Instructions for the task: Gather every line of the entries that includes the word "Haziran".

Extracted data entries:
···
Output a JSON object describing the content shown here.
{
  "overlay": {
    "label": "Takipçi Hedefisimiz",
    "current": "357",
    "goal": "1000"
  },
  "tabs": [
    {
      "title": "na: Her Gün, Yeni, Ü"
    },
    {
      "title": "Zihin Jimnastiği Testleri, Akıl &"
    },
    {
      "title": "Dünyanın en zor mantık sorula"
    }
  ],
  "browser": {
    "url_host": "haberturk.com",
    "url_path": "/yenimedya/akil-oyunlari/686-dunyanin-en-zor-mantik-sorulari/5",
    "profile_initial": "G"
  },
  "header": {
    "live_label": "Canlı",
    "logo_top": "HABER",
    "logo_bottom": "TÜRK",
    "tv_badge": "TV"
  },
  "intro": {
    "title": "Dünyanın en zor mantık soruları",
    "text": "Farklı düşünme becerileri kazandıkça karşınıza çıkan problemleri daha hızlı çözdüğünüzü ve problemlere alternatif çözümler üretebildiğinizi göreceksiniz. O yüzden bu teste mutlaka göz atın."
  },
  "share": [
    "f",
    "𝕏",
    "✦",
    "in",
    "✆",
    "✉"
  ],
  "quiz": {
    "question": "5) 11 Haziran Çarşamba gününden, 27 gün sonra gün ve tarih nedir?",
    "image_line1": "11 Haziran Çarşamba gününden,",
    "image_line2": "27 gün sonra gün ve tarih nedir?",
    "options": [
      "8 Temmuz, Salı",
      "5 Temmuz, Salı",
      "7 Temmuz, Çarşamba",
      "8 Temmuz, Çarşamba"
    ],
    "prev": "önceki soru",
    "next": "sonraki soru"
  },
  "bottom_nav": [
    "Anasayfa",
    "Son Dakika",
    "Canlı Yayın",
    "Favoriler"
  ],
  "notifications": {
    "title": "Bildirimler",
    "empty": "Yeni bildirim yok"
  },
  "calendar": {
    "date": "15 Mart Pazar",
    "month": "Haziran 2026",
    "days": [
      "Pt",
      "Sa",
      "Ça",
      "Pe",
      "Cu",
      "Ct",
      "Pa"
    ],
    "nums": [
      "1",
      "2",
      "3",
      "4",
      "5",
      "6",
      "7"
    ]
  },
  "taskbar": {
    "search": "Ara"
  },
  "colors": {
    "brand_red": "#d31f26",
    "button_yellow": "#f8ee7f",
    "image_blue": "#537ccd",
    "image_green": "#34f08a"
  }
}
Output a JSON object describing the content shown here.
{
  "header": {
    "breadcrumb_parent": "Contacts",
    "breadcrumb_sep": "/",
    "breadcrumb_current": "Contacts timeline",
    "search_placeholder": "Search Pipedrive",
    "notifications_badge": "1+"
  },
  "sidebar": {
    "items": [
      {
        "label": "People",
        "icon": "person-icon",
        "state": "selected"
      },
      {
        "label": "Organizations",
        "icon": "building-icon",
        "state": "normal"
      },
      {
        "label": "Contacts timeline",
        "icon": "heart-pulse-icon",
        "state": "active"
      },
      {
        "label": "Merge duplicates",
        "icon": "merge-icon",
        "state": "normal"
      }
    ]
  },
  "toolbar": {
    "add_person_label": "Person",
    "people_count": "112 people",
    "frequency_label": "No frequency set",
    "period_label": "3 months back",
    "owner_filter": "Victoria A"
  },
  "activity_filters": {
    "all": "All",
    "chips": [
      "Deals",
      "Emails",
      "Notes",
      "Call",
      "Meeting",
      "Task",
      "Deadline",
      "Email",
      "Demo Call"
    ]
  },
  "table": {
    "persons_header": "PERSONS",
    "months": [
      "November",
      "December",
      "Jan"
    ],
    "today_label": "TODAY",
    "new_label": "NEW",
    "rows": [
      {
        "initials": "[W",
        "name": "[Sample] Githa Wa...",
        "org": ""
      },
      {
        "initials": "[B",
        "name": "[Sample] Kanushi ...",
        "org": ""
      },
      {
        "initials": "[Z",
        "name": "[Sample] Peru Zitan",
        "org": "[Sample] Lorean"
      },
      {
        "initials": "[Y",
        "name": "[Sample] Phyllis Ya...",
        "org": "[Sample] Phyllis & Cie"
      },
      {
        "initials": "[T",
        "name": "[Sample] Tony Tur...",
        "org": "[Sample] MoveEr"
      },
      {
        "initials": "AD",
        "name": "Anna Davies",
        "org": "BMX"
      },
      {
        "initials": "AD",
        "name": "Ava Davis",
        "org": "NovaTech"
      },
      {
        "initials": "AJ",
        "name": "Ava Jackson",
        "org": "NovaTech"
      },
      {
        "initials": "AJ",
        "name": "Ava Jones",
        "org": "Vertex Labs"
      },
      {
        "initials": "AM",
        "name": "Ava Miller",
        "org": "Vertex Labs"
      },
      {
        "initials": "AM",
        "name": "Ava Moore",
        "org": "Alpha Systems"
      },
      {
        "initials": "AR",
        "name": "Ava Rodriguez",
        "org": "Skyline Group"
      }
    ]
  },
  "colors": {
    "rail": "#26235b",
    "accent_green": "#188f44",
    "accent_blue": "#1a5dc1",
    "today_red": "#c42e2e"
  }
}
···
Complete answer:
    "question": "5) 11 Haziran Çarşamba gününden, 27 gün sonra gün ve tarih nedir?",
    "image_line1": "11 Haziran Çarşamba gününden,",
    "month": "Haziran 2026",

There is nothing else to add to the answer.